▶ What is being asked: Return the data below exactly, minus the pictures.

▶ Source records:
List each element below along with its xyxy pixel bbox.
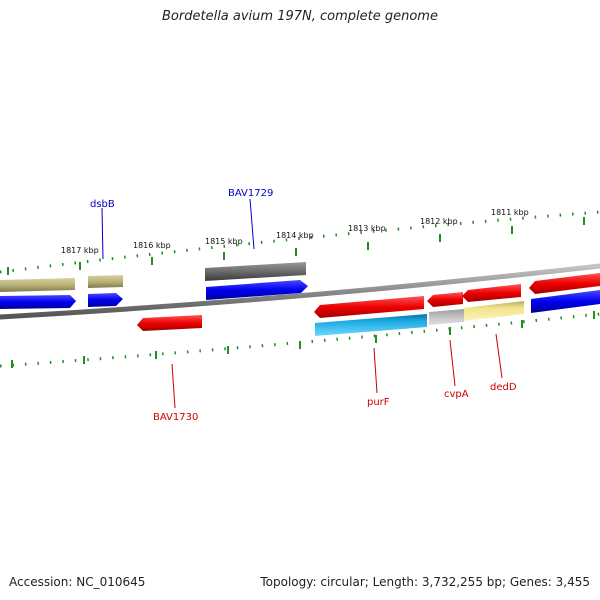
leader-purF — [373, 347, 378, 394]
upper-track-features — [0, 262, 306, 292]
cds-reverse-right[interactable] — [529, 273, 600, 294]
ruler-label-1817: 1817 kbp — [61, 246, 99, 255]
inner-ruler-ticks — [11, 311, 595, 368]
forward-cds-track — [0, 280, 600, 313]
cds-forward-right[interactable] — [531, 290, 600, 313]
ruler-label-1814: 1814 kbp — [276, 231, 314, 240]
ruler-label-1813: 1813 kbp — [348, 224, 386, 233]
cyan-feature-purF[interactable] — [315, 314, 427, 336]
gene-label-cvpA[interactable]: cvpA — [444, 389, 469, 400]
leader-cvpA — [449, 339, 456, 387]
cds-reverse-dedD[interactable] — [462, 284, 521, 302]
cds-forward-left[interactable] — [0, 295, 76, 309]
cds-reverse-BAV1730[interactable] — [137, 315, 202, 331]
inner-ruler-dots — [0, 312, 600, 368]
gene-label-dedD[interactable]: dedD — [490, 382, 517, 393]
reverse-cds-track — [137, 273, 600, 331]
gene-label-BAV1730[interactable]: BAV1730 — [153, 412, 198, 423]
genome-stats-text: Topology: circular; Length: 3,732,255 bp… — [260, 575, 590, 589]
leader-BAV1729 — [249, 198, 255, 250]
ruler-label-1811: 1811 kbp — [491, 208, 529, 217]
cds-forward-BAV1729[interactable] — [206, 280, 308, 300]
gray-feature-BAV1729[interactable] — [205, 262, 306, 281]
ruler-label-1816: 1816 kbp — [133, 241, 171, 250]
lightgray-feature-cvpA[interactable] — [429, 309, 464, 325]
leader-dsbB — [101, 207, 104, 260]
outer-ruler — [0, 210, 600, 275]
lower-track-features — [315, 301, 524, 336]
gene-labels: dsbB BAV1729 BAV1730 purF cvpA dedD — [90, 188, 517, 423]
leader-BAV1730 — [171, 363, 176, 409]
accession-text: Accession: NC_010645 — [9, 575, 146, 589]
gene-label-purF[interactable]: purF — [367, 397, 390, 408]
cds-reverse-purF[interactable] — [314, 296, 424, 318]
olive-feature-dsbB[interactable] — [88, 275, 123, 288]
cds-reverse-cvpA[interactable] — [427, 292, 463, 307]
gene-label-dsbB[interactable]: dsbB — [90, 199, 115, 210]
outer-ruler-ticks — [7, 217, 585, 275]
leader-dedD — [495, 333, 503, 379]
inner-ruler — [0, 311, 600, 368]
cds-forward-dsbB[interactable] — [88, 293, 123, 307]
olive-feature-left[interactable] — [0, 278, 75, 292]
map-title: Bordetella avium 197N, complete genome — [162, 9, 438, 24]
gene-label-BAV1729[interactable]: BAV1729 — [228, 188, 273, 199]
ruler-label-1812: 1812 kbp — [420, 217, 458, 226]
label-leaders — [101, 198, 503, 409]
ruler-labels: 1817 kbp 1816 kbp 1815 kbp 1814 kbp 1813… — [61, 208, 529, 255]
yellow-feature-dedD[interactable] — [464, 301, 524, 321]
ruler-label-1815: 1815 kbp — [205, 237, 243, 246]
genome-backbone — [0, 263, 600, 320]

▶ Reply to the task:
List each element below along with its xyxy pixel bbox.
leader-purF — [373, 347, 378, 394]
upper-track-features — [0, 262, 306, 292]
cds-reverse-right[interactable] — [529, 273, 600, 294]
ruler-label-1817: 1817 kbp — [61, 246, 99, 255]
inner-ruler-ticks — [11, 311, 595, 368]
forward-cds-track — [0, 280, 600, 313]
cds-forward-right[interactable] — [531, 290, 600, 313]
ruler-label-1814: 1814 kbp — [276, 231, 314, 240]
ruler-label-1813: 1813 kbp — [348, 224, 386, 233]
cyan-feature-purF[interactable] — [315, 314, 427, 336]
gene-label-cvpA[interactable]: cvpA — [444, 389, 469, 400]
leader-cvpA — [449, 339, 456, 387]
cds-reverse-dedD[interactable] — [462, 284, 521, 302]
cds-forward-left[interactable] — [0, 295, 76, 309]
cds-reverse-BAV1730[interactable] — [137, 315, 202, 331]
inner-ruler-dots — [0, 312, 600, 368]
gene-label-dedD[interactable]: dedD — [490, 382, 517, 393]
reverse-cds-track — [137, 273, 600, 331]
gene-label-BAV1730[interactable]: BAV1730 — [153, 412, 198, 423]
genome-stats-text: Topology: circular; Length: 3,732,255 bp… — [260, 575, 590, 589]
leader-BAV1729 — [249, 198, 255, 250]
ruler-label-1811: 1811 kbp — [491, 208, 529, 217]
cds-forward-BAV1729[interactable] — [206, 280, 308, 300]
gray-feature-BAV1729[interactable] — [205, 262, 306, 281]
ruler-label-1816: 1816 kbp — [133, 241, 171, 250]
lightgray-feature-cvpA[interactable] — [429, 309, 464, 325]
leader-dsbB — [101, 207, 104, 260]
outer-ruler — [0, 210, 600, 275]
lower-track-features — [315, 301, 524, 336]
gene-labels: dsbB BAV1729 BAV1730 purF cvpA dedD — [90, 188, 517, 423]
leader-BAV1730 — [171, 363, 176, 409]
accession-text: Accession: NC_010645 — [9, 575, 146, 589]
gene-label-purF[interactable]: purF — [367, 397, 390, 408]
cds-reverse-purF[interactable] — [314, 296, 424, 318]
olive-feature-dsbB[interactable] — [88, 275, 123, 288]
cds-reverse-cvpA[interactable] — [427, 292, 463, 307]
gene-label-dsbB[interactable]: dsbB — [90, 199, 115, 210]
outer-ruler-ticks — [7, 217, 585, 275]
leader-dedD — [495, 333, 503, 379]
inner-ruler — [0, 311, 600, 368]
cds-forward-dsbB[interactable] — [88, 293, 123, 307]
olive-feature-left[interactable] — [0, 278, 75, 292]
map-title: Bordetella avium 197N, complete genome — [162, 9, 438, 24]
gene-label-BAV1729[interactable]: BAV1729 — [228, 188, 273, 199]
ruler-label-1812: 1812 kbp — [420, 217, 458, 226]
label-leaders — [101, 198, 503, 409]
ruler-labels: 1817 kbp 1816 kbp 1815 kbp 1814 kbp 1813… — [61, 208, 529, 255]
yellow-feature-dedD[interactable] — [464, 301, 524, 321]
ruler-label-1815: 1815 kbp — [205, 237, 243, 246]
genome-backbone — [0, 263, 600, 320]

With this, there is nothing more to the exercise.